Exercise:
Extract every line where the string "jumırtqasınıń" appears.

::::

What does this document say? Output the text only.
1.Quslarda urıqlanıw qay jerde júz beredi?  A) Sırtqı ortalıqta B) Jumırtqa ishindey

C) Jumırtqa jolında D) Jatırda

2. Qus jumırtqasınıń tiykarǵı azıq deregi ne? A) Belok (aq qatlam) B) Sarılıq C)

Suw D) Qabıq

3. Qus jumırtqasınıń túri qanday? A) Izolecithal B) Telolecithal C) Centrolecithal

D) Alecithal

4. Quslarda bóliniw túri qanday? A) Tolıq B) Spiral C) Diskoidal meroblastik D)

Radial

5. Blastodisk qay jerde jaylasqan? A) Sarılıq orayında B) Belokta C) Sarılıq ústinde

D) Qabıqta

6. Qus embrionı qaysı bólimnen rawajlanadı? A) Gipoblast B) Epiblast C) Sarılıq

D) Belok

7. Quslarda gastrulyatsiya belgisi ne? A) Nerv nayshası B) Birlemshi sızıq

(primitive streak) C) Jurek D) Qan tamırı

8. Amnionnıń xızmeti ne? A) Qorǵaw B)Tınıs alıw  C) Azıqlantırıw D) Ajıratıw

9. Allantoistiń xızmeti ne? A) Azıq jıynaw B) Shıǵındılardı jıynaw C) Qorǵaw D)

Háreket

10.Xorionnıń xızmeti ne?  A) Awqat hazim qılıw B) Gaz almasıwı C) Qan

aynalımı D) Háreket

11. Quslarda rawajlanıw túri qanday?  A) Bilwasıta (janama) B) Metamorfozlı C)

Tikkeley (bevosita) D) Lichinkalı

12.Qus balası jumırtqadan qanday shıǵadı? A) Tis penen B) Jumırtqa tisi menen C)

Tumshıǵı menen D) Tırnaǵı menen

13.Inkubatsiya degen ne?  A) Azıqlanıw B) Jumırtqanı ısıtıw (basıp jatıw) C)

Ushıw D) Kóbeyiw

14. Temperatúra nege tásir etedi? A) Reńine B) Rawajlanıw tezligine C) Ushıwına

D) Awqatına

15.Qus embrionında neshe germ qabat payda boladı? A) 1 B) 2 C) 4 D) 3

::::

Exercise output:
2. Qus jumırtqasınıń tiykarǵı azıq deregi ne? A) Belok (aq qatlam) B) Sarılıq C)
3. Qus jumırtqasınıń túri qanday? A) Izolecithal B) Telolecithal C) Centrolecithal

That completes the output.